◆ Records shown
%%
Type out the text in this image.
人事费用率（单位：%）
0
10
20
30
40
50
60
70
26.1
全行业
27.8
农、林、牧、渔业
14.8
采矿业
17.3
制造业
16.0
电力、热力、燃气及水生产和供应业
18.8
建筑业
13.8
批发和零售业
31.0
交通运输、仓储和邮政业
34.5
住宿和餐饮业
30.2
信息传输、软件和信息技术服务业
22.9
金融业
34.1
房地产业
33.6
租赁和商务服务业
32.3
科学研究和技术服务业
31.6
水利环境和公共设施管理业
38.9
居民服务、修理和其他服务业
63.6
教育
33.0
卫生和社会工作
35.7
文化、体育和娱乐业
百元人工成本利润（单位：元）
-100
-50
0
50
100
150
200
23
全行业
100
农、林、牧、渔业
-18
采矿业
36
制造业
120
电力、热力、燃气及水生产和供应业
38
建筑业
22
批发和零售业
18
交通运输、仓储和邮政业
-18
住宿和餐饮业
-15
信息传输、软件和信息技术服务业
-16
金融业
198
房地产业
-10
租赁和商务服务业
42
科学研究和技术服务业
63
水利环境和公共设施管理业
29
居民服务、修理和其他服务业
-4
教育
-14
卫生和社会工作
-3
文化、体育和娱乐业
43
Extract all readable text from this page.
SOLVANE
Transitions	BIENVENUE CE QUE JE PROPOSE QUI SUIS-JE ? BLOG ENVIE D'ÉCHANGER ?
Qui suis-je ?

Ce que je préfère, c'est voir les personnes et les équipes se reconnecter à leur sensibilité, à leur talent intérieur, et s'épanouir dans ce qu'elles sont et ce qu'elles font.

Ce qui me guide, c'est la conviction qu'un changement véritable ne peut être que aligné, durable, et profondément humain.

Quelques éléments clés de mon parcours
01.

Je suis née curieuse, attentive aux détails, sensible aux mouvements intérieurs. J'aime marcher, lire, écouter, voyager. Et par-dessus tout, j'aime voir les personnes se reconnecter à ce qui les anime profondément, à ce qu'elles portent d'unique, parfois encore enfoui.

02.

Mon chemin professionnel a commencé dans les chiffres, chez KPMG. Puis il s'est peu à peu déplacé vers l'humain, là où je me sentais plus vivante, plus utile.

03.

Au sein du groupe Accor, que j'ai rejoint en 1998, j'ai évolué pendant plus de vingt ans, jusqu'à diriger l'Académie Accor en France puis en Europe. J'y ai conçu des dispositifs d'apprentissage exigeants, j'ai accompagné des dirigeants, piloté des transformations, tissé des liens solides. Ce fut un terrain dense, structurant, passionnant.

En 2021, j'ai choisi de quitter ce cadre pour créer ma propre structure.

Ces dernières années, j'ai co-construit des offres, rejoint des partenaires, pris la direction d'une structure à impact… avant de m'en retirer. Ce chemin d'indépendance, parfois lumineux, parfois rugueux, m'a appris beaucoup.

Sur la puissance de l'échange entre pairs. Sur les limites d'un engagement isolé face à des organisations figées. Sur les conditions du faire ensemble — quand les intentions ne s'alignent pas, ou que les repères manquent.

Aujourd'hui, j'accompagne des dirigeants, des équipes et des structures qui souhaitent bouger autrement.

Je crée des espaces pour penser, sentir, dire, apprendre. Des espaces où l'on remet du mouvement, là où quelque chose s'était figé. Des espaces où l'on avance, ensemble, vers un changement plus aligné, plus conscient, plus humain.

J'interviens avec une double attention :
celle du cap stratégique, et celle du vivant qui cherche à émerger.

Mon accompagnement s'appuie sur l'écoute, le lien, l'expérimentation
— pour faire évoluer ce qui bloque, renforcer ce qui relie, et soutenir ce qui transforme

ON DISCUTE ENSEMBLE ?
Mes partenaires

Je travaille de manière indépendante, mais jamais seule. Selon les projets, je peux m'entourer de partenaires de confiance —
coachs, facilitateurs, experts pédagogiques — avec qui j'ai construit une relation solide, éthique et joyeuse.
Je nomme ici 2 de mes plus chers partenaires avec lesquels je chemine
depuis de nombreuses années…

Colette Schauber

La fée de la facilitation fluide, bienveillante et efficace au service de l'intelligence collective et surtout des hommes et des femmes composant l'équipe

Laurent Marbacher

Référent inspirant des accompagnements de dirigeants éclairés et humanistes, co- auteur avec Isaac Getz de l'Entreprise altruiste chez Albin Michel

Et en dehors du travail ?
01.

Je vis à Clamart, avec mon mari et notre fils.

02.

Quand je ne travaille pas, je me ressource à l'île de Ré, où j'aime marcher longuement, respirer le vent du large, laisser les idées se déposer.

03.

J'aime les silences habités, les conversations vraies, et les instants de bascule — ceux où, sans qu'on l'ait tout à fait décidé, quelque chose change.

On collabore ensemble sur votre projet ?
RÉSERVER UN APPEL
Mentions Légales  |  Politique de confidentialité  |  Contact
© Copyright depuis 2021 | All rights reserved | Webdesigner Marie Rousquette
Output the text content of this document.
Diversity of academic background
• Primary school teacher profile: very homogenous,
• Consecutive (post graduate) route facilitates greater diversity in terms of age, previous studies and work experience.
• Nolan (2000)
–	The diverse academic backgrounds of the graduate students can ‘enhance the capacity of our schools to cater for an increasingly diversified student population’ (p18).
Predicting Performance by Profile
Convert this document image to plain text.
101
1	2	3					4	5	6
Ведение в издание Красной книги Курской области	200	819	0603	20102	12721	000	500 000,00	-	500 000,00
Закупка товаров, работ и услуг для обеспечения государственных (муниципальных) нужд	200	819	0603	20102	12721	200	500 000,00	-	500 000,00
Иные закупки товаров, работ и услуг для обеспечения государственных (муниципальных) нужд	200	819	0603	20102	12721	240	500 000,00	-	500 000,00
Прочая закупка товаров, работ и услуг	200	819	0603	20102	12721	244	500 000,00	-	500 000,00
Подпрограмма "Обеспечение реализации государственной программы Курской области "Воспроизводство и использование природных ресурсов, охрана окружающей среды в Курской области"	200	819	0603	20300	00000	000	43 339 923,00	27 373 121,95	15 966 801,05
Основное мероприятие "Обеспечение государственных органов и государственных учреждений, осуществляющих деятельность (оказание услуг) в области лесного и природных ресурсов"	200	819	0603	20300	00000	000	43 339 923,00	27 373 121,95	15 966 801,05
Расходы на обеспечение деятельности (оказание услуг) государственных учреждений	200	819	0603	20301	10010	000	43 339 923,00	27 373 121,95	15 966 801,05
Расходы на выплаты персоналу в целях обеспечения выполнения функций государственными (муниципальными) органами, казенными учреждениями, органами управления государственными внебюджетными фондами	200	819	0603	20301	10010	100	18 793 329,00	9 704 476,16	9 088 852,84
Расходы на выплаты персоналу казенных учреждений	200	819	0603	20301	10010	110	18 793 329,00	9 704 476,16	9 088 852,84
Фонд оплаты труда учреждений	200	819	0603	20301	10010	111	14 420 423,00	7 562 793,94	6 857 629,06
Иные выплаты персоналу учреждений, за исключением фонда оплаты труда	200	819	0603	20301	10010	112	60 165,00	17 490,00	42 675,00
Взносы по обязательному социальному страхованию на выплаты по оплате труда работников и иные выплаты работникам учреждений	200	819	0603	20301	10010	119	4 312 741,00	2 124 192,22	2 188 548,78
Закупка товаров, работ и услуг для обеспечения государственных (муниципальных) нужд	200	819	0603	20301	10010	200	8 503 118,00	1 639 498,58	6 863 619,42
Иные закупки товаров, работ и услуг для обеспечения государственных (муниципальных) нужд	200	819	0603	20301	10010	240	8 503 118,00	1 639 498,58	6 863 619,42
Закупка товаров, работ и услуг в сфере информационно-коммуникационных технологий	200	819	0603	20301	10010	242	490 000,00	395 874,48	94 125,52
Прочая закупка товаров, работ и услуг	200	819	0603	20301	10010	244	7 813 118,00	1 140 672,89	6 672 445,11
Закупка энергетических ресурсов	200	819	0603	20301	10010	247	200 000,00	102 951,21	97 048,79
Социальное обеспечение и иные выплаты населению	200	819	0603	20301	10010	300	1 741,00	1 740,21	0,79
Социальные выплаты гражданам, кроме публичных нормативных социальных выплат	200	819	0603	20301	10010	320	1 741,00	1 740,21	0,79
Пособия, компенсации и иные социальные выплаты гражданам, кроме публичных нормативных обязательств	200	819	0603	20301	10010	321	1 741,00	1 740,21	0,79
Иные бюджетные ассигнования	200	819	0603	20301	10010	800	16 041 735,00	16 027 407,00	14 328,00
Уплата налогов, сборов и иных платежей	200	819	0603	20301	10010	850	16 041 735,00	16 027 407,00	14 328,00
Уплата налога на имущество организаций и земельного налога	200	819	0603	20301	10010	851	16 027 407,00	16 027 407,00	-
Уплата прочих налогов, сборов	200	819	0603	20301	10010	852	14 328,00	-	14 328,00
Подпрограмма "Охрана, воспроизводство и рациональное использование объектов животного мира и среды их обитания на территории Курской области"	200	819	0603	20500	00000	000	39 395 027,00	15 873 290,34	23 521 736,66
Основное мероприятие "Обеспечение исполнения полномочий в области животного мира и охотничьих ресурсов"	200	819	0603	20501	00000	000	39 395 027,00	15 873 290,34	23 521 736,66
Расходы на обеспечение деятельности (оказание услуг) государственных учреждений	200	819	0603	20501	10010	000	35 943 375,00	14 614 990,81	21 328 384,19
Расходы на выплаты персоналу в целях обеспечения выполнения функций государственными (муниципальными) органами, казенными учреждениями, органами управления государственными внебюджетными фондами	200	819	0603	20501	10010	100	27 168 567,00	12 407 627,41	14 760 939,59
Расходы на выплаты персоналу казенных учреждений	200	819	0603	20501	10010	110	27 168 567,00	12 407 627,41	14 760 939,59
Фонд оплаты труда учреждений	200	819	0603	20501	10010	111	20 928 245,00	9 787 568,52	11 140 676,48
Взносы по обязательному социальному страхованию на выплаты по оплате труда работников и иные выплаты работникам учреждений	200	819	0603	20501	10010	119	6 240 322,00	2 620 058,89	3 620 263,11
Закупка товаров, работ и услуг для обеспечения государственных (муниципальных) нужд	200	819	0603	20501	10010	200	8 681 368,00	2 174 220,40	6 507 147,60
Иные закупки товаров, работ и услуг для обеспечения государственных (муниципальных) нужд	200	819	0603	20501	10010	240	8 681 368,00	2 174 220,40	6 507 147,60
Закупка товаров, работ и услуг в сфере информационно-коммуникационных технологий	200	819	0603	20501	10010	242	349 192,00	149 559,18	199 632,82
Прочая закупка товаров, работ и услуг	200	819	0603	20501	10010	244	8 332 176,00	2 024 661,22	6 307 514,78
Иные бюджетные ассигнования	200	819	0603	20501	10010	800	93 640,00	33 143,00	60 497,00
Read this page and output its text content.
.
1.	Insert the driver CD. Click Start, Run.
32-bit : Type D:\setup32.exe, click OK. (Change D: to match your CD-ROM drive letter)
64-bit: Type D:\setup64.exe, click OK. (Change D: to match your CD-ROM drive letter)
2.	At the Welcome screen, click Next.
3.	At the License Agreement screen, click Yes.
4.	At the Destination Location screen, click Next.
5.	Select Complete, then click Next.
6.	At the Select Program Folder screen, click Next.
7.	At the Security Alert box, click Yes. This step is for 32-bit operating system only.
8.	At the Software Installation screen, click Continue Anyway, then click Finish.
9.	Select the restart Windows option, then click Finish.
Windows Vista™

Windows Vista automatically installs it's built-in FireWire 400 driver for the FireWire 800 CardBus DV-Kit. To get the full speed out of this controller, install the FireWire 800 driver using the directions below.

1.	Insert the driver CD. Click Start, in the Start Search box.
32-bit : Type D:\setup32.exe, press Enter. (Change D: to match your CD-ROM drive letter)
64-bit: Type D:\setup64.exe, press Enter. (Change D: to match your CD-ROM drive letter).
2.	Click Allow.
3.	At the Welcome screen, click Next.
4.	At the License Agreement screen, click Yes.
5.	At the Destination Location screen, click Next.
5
%%
◆ Your instructions
Extract each line holding the string "управления".

◆ The solution
Расходы на выплаты персоналу в целях обеспечения выполнения функций государственными (муниципальными) органами, казенными учреждениями, органами управления государственными внебюджетными фондами	200	819	0603	20301	10010	100	18 793 329,00	9 704 476,16	9 088 852,84
Расходы на выплаты персоналу в целях обеспечения выполнения функций государственными (муниципальными) органами, казенными учреждениями, органами управления государственными внебюджетными фондами	200	819	0603	20501	10010	100	27 168 567,00	12 407 627,41	14 760 939,59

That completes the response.